Exercise passage
──────

Paul – It’s very, very important for me to be accessible to my clients (and potential clients) and I try and offer a number of ways to keep in touch such as Linkedin, Skype, Google+ and Twitter along with the traditional telephone and email options. However, it’s also important for me to ‘practice what I preach’. Would you really hire a social media manager that had a website but no social media accounts?
Oliver: What is your favourite Social media tool around?
Paul – There are so many to choose from, I guess it really comes down to budget and what you are willing to spend. However their are also a number of free tools also. I would have to one of the most useful is www.socialmention.com. A simple but effective search tool which acts as a listening device for your keywords across many social networks.
Oliver: What is your best social media tip?
Paul – Forget about numbers, too many people and businesses are hung up about how many fans or followers they have. 10,000 Facebook fans means nothing if they’re not interested in your content or engaging with you. There is nothing more important than engagement.

──────

Given information
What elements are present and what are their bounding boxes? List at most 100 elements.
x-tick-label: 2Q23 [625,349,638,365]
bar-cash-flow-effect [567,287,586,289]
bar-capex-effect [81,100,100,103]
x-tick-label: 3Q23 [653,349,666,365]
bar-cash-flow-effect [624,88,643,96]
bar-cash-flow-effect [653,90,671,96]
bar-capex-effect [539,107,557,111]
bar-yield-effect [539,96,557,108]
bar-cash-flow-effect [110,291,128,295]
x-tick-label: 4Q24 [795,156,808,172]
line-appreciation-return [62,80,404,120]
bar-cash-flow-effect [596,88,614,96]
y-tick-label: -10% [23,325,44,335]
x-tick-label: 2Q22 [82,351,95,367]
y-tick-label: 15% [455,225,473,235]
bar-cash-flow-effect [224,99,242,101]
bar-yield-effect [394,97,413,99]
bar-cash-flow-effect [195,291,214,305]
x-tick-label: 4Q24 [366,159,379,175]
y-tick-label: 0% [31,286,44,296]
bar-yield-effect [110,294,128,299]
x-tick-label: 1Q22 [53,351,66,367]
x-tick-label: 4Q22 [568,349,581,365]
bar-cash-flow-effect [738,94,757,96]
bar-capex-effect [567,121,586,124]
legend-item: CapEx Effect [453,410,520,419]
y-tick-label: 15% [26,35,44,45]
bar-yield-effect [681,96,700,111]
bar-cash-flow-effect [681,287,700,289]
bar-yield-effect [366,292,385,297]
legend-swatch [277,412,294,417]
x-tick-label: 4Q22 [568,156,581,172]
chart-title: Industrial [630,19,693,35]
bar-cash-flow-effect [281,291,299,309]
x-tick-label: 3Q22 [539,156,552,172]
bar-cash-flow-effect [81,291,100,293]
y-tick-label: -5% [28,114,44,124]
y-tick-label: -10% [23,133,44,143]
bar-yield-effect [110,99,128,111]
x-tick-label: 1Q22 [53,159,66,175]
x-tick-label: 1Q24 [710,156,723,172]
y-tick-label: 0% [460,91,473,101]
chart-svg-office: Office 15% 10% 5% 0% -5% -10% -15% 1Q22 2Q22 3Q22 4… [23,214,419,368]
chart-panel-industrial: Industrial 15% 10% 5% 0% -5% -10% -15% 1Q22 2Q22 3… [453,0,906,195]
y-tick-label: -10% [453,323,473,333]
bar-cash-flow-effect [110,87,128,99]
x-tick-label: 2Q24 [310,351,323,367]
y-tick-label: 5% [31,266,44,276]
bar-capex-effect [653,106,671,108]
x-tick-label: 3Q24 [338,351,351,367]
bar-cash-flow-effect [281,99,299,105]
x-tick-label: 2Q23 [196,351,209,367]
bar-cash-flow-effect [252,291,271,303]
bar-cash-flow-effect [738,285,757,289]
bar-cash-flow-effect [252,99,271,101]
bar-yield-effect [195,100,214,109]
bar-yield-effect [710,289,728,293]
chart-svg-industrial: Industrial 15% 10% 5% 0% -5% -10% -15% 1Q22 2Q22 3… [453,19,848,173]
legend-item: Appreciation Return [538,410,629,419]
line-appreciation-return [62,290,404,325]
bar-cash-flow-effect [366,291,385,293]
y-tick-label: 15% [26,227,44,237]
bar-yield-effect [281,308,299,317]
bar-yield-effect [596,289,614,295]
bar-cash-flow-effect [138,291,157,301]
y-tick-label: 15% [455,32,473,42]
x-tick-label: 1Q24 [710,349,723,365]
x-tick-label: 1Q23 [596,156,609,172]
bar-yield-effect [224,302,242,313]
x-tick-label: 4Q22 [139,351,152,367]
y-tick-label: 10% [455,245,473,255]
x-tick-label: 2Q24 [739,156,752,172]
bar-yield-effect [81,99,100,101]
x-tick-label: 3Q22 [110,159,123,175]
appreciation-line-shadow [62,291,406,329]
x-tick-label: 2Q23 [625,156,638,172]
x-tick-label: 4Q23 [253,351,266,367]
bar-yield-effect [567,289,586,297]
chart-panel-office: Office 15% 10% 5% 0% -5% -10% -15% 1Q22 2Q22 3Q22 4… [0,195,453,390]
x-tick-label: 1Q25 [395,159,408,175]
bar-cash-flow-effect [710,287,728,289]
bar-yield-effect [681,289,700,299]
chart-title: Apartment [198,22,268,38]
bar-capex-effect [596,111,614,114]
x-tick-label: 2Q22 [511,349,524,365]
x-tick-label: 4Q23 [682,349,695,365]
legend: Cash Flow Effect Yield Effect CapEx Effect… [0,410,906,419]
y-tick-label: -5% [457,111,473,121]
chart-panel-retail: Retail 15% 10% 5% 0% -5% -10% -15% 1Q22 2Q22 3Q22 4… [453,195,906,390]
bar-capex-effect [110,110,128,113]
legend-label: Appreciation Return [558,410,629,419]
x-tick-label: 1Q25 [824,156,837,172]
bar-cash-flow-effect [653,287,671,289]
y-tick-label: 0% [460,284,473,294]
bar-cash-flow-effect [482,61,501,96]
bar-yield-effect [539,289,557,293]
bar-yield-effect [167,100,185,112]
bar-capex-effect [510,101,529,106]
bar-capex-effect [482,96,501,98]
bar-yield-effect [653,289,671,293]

──────

Work instruction
Please return the part of the social media interview from "Paul – Forget" to "important than engagement.", copied word for word.

Output below
Paul – Forget about numbers, too many people and businesses are hung up about how many fans or followers they have. 10,000 Facebook fans means nothing if they’re not interested in your content or engaging with you. There is nothing more important than engagement.